What is needed - Reply with one number: the count of lines in the listing that contain the string "willen".
──────── Supplied data
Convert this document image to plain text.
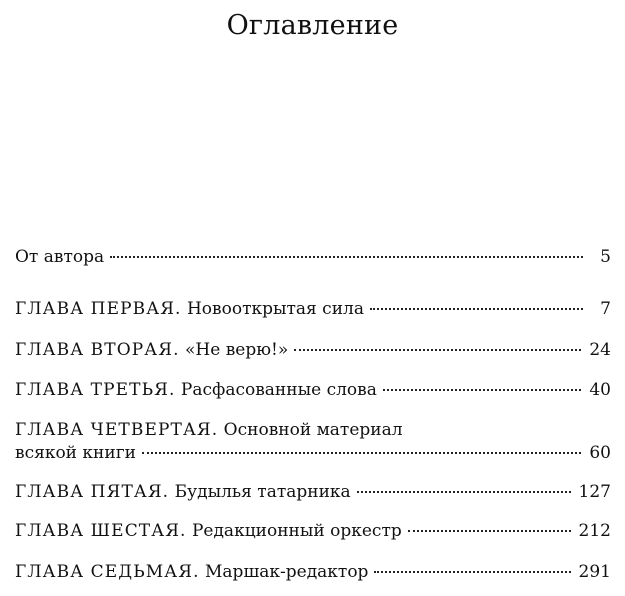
Оглавление
От автора	5
ГЛАВА ПЕРВАЯ.
Новооткрытая сила	7
ГЛАВА ВТОРАЯ.
«Не верю!»	24
ГЛАВА ТРЕТЬЯ.
Расфасованные слова	40
ГЛАВА ЧЕТВЕРТАЯ.
Основной материал
всякой книги	60
ГЛАВА ПЯТАЯ.
Будылья татарника	127
ГЛАВА ШЕСТАЯ.
Редакционный оркестр	212
ГЛАВА СЕДЬМАЯ.
Маршак-редактор	291
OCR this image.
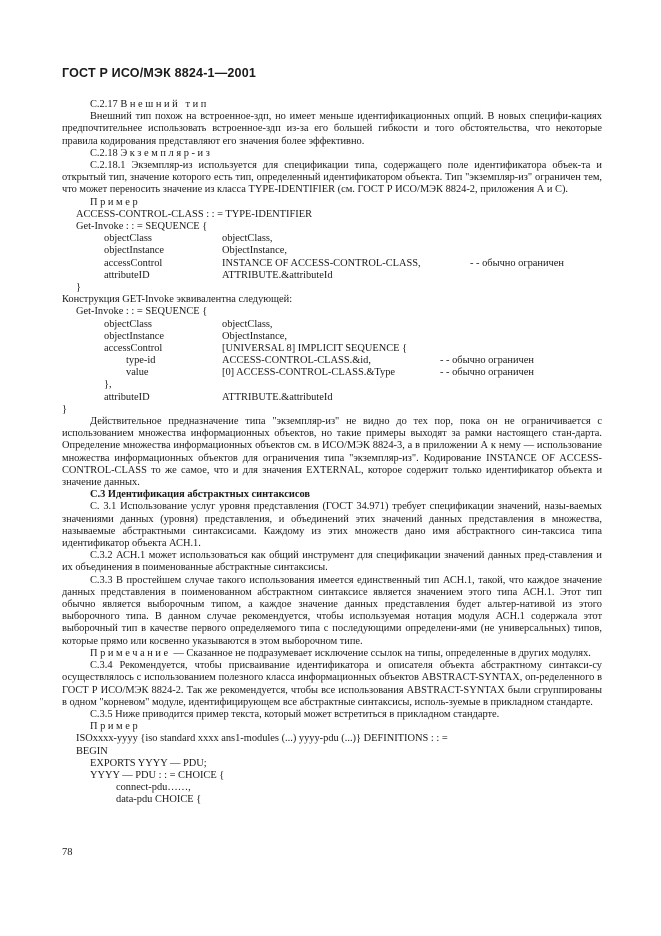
ГОСТ Р ИСО/МЭК 8824-1—2001

С.2.17 Внешний тип

Внешний тип похож на встроенное-здп, но имеет меньше идентификационных опций. В новых специфи-кациях предпочтительнее использовать встроенное-здп из-за его большей гибкости и того обстоятельства, что некоторые правила кодирования представляют его значения более эффективно.

С.2.18 Экземпляр-из

С.2.18.1 Экземпляр-из используется для спецификации типа, содержащего поле идентификатора объек-та и открытый тип, значение которого есть тип, определенный идентификатором объекта. Тип "экземпляр-из" ограничен тем, что может переносить значение из класса TYPE-IDENTIFIER (см. ГОСТ Р ИСО/МЭК 8824-2, приложения А и С).

Пример

ACCESS-CONTROL-CLASS : : = TYPE-IDENTIFIER
Get-Invoke : : = SEQUENCE {
objectClass	objectClass,
objectInstance	ObjectInstance,
accessControl	INSTANCE OF ACCESS-CONTROL-CLASS,	- - обычно ограничен
attributeID	ATTRIBUTE.&attributeId
}

Конструкция GET-Invoke эквивалентна следующей:

Get-Invoke : : = SEQUENCE {
objectClass	objectClass,
objectInstance	ObjectInstance,
accessControl	[UNIVERSAL 8] IMPLICIT SEQUENCE {
type-id	ACCESS-CONTROL-CLASS.&id,	- - обычно ограничен
value	[0] ACCESS-CONTROL-CLASS.&Type	- - обычно ограничен
},
attributeID	ATTRIBUTE.&attributeId
}

Действительное предназначение типа "экземпляр-из" не видно до тех пор, пока он не ограничивается с использованием множества информационных объектов, но такие примеры выходят за рамки настоящего стан-дарта. Определение множества информационных объектов см. в ИСО/МЭК 8824-3, а в приложении А к нему — использование множества информационных объектов для ограничения типа "экземпляр-из". Кодирование INSTANCE OF ACCESS-CONTROL-CLASS то же самое, что и для значения EXTERNAL, которое содержит только идентификатор объекта и значение данных.

С.3 Идентификация абстрактных синтаксисов

С. 3.1 Использование услуг уровня представления (ГОСТ 34.971) требует спецификации значений, назы-ваемых значениями данных (уровня) представления, и объединений этих значений данных представления в множества, называемые абстрактными синтаксисами. Каждому из этих множеств дано имя абстрактного син-таксиса типа идентификатор объекта АСН.1.

С.3.2 АСН.1 может использоваться как общий инструмент для спецификации значений данных пред-ставления и их объединения в поименованные абстрактные синтаксисы.

С.3.3 В простейшем случае такого использования имеется единственный тип АСН.1, такой, что каждое значение данных представления в поименованном абстрактном синтаксисе является значением этого типа АСН.1. Этот тип обычно является выборочным типом, а каждое значение данных представления будет альтер-нативой из этого выборочного типа. В данном случае рекомендуется, чтобы используемая нотация модуля АСН.1 содержала этот выборочный тип в качестве первого определяемого типа с последующими определени-ями (не универсальных) типов, которые прямо или косвенно указываются в этом выборочном типе.

Примечание — Сказанное не подразумевает исключение ссылок на типы, определенные в других модулях.

С.3.4 Рекомендуется, чтобы присваивание идентификатора и описателя объекта абстрактному синтакси-су осуществлялось с использованием полезного класса информационных объектов ABSTRACT-SYNTAX, оп-ределенного в ГОСТ Р ИСО/МЭК 8824-2. Так же рекомендуется, чтобы все использования ABSTRACT-SYNTAX были сгруппированы в одном "корневом" модуле, идентифицирующем все абстрактные синтаксисы, исполь-зуемые в прикладном стандарте.

С.3.5 Ниже приводится пример текста, который может встретиться в прикладном стандарте.

Пример

ISOxxxx-yyyy {iso standard xxxx ans1-modules (...) yyyy-pdu (...)} DEFINITIONS : : =
BEGIN
EXPORTS YYYY — PDU;
YYYY — PDU : : = CHOICE {
connect-pdu……,
data-pdu CHOICE {
78
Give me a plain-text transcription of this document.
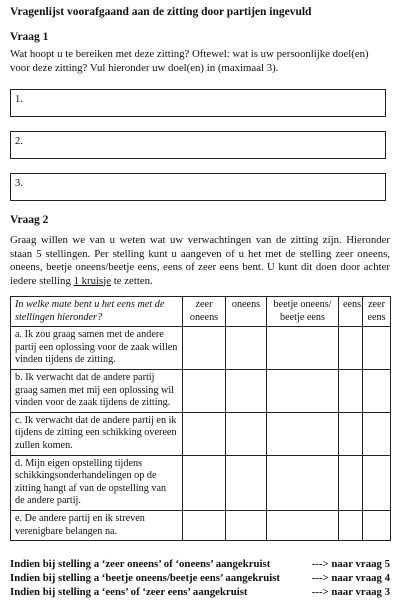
Vragenlijst voorafgaand aan de zitting door partijen ingevuld
Vraag 1
Wat hoopt u te bereiken met deze zitting? Oftewel: wat is uw persoonlijke doel(en) voor deze zitting? Vul hieronder uw doel(en) in (maximaal 3).
1.
2.
3.
Vraag 2
Graag willen we van u weten wat uw verwachtingen van de zitting zijn. Hieronder staan 5 stellingen. Per stelling kunt u aangeven of u het met de stelling zeer oneens, oneens, beetje oneens/beetje eens, eens of zeer eens bent. U kunt dit doen door achter iedere stelling 1 kruisje te zetten.
In welke mate bent u het eens met de stellingen hieronder?	zeer oneens	oneens	beetje oneens/ beetje eens	eens	zeer eens
a. Ik zou graag samen met de andere partij een oplossing voor de zaak willen vinden tijdens de zitting.					
b. Ik verwacht dat de andere partij graag samen met mij een oplossing wil vinden voor de zaak tijdens de zitting.					
c. Ik verwacht dat de andere partij en ik tijdens de zitting een schikking overeen zullen komen.					
d. Mijn eigen opstelling tijdens schikkingsonderhandelingen op de zitting hangt af van de opstelling van de andere partij.					
e. De andere partij en ik streven verenigbare belangen na.					
Indien bij stelling a ‘zeer oneens’ of ‘oneens’ aangekruist	---> naar vraag 5
Indien bij stelling a ‘beetje oneens/beetje eens’ aangekruist	---> naar vraag 4
Indien bij stelling a ‘eens’ of ‘zeer eens’ aangekruist	---> naar vraag 3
────────────────
Exercise answer - 2